◆ GIVEN RECORDS:
◇ ◇ ◇ ◇
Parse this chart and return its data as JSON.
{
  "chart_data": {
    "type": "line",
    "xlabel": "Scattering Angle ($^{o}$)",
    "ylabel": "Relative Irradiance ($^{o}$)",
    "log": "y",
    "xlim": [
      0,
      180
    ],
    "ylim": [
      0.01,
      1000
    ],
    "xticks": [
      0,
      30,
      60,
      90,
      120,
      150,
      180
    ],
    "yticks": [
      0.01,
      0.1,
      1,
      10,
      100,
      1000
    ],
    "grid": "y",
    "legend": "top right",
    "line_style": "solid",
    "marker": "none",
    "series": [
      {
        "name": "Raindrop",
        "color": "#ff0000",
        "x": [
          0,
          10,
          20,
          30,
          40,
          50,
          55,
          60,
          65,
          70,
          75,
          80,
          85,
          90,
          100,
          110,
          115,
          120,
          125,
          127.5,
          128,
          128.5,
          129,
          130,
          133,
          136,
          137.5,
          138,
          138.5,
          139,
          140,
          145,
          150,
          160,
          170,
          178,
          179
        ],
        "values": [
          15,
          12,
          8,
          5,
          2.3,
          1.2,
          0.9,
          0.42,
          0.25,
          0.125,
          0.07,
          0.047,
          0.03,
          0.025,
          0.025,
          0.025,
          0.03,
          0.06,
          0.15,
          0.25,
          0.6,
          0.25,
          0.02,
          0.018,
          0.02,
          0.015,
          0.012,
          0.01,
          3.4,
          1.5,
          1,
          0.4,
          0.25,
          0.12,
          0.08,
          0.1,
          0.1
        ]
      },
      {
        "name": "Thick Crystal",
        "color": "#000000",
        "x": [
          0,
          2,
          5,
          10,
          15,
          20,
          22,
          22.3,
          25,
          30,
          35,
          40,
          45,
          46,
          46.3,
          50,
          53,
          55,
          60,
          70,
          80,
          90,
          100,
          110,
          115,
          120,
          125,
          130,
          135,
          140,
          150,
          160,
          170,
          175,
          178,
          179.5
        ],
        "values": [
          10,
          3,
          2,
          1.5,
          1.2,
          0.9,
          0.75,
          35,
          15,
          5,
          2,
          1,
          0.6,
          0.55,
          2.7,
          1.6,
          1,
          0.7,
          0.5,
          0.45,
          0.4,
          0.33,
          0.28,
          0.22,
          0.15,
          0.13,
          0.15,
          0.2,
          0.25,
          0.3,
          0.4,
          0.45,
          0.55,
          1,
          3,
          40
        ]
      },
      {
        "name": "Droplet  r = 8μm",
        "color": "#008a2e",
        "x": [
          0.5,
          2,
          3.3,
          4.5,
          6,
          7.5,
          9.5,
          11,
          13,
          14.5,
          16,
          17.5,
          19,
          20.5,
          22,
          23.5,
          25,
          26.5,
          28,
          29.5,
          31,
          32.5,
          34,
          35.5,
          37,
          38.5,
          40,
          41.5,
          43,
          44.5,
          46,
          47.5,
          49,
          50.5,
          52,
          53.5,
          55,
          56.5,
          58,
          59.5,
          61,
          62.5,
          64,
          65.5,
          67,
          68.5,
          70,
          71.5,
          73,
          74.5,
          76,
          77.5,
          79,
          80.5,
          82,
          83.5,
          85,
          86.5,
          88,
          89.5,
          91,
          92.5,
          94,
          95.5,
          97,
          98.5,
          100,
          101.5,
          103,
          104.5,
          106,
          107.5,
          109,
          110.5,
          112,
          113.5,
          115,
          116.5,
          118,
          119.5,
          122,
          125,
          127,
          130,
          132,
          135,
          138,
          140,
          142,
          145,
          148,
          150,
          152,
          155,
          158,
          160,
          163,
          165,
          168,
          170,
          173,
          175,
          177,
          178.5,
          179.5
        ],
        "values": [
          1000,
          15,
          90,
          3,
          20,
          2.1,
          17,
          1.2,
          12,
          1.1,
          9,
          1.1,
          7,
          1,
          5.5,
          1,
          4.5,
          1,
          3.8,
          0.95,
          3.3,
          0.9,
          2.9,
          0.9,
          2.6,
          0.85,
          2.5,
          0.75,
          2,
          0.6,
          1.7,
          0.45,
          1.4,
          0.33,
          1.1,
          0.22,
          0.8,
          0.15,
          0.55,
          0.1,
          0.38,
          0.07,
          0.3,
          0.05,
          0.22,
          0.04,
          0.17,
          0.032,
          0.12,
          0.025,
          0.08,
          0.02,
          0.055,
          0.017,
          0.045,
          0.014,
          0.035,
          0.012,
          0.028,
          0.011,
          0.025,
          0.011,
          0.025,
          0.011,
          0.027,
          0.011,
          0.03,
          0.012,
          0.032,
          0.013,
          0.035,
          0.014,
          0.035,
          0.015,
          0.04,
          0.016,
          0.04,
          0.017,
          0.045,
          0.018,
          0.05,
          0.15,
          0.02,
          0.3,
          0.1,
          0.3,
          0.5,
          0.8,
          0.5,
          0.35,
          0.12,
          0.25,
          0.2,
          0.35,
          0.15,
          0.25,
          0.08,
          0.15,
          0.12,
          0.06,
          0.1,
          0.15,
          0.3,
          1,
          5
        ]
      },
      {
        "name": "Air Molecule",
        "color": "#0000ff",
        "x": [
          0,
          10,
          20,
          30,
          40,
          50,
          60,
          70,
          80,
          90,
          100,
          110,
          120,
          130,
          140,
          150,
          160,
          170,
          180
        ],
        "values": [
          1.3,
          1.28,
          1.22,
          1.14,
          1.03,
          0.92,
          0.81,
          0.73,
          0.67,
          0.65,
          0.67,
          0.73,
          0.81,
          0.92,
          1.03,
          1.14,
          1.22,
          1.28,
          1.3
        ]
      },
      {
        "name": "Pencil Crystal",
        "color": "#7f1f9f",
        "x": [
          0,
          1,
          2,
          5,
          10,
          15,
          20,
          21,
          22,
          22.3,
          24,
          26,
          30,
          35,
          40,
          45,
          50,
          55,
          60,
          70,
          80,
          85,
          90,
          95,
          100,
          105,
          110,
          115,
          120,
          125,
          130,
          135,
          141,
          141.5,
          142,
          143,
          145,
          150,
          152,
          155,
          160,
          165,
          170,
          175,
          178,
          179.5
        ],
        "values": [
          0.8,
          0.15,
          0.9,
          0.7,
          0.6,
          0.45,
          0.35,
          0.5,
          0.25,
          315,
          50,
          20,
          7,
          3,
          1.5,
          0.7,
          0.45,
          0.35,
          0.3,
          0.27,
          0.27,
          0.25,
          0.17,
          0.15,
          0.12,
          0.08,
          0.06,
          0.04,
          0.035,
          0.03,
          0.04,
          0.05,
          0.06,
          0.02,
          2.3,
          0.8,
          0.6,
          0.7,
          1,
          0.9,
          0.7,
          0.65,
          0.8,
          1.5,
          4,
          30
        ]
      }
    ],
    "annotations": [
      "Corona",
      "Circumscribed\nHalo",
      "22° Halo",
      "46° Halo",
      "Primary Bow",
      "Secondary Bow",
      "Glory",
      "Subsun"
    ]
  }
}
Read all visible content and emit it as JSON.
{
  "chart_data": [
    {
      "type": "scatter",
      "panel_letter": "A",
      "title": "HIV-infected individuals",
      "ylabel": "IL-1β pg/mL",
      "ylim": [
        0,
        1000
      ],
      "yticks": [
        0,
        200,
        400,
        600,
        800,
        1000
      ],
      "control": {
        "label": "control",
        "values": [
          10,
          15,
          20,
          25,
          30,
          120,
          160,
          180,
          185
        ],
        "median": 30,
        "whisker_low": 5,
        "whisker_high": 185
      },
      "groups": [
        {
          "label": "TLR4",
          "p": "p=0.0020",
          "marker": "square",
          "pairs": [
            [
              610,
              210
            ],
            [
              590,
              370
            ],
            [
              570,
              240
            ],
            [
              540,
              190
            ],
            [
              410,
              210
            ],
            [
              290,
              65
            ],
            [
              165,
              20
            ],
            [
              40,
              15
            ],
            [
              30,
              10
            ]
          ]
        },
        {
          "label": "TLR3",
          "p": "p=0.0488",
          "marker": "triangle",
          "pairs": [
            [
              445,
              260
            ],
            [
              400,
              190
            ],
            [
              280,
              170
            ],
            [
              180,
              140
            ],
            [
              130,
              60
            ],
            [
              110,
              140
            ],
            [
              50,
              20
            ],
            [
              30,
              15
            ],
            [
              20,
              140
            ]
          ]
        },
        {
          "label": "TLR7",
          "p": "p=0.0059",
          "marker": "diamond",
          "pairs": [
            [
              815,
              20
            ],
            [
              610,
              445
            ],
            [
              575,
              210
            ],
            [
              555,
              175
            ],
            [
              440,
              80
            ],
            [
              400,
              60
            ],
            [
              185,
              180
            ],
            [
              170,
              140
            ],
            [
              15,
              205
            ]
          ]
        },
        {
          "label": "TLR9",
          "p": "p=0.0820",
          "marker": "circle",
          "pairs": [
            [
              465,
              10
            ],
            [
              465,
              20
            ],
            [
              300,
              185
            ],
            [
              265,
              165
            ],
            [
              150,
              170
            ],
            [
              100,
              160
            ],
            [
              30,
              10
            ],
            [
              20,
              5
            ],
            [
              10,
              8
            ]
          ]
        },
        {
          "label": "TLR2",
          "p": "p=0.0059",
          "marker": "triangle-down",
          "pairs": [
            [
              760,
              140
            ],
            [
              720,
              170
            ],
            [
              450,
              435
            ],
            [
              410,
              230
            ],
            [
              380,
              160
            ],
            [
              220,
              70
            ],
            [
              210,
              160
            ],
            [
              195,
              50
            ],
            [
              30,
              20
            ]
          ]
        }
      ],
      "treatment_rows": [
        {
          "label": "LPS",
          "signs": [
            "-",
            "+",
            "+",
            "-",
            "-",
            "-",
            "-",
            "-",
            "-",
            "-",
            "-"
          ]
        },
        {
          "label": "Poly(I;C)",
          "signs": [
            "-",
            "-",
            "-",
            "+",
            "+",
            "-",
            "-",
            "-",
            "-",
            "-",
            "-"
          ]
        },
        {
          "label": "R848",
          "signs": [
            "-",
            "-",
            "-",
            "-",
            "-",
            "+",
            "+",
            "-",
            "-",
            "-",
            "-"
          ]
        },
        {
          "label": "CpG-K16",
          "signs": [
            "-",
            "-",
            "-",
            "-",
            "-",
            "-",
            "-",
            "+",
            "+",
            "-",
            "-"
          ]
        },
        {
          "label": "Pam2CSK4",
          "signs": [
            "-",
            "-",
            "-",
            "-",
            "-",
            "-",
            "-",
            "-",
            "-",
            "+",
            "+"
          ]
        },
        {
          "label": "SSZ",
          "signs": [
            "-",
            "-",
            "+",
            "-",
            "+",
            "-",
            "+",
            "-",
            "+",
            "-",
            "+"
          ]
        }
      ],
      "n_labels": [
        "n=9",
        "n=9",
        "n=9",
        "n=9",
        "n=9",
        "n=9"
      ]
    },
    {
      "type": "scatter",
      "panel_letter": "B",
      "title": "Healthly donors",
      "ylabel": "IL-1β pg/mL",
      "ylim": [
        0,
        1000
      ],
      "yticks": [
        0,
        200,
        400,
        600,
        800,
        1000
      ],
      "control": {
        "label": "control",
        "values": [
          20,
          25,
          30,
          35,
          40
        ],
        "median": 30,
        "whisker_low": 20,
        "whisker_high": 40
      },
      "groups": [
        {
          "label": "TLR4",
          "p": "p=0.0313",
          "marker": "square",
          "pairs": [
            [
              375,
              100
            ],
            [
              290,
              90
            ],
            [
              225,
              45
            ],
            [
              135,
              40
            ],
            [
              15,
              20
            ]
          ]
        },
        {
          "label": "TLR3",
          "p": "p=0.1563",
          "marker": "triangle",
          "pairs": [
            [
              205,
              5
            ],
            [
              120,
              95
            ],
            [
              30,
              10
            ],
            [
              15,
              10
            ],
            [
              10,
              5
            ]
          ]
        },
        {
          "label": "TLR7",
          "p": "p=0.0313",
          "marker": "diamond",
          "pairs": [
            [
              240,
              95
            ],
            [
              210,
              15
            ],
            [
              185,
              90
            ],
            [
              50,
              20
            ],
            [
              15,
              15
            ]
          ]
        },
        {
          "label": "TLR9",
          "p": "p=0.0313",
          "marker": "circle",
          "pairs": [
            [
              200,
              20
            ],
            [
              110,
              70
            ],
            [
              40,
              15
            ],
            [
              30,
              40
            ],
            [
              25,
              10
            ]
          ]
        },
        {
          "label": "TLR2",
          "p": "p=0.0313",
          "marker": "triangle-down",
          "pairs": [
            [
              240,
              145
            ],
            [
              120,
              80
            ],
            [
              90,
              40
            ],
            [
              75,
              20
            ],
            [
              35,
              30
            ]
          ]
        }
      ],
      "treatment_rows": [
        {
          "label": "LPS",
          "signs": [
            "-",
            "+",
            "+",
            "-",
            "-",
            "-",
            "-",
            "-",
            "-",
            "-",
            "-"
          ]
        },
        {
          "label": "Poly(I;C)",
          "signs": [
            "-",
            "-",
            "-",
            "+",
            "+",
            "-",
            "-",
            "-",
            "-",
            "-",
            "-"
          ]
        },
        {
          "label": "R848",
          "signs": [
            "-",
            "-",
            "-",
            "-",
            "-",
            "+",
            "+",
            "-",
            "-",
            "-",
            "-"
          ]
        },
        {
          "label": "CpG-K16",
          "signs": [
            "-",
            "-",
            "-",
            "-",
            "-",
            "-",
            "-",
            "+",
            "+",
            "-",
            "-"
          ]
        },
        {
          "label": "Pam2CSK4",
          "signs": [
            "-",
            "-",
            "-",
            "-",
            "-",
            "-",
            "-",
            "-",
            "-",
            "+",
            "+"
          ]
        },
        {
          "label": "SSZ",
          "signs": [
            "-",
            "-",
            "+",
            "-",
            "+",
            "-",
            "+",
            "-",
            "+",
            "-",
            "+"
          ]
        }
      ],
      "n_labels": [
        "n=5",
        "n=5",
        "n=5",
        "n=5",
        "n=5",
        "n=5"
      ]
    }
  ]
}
◇ ◇ ◇ ◇
◆ WORK TO BE COMPLETED: Count every line in the entries above where the word "JSON" appears; respond with the number alone.

◆ TASK OUTPUT: 2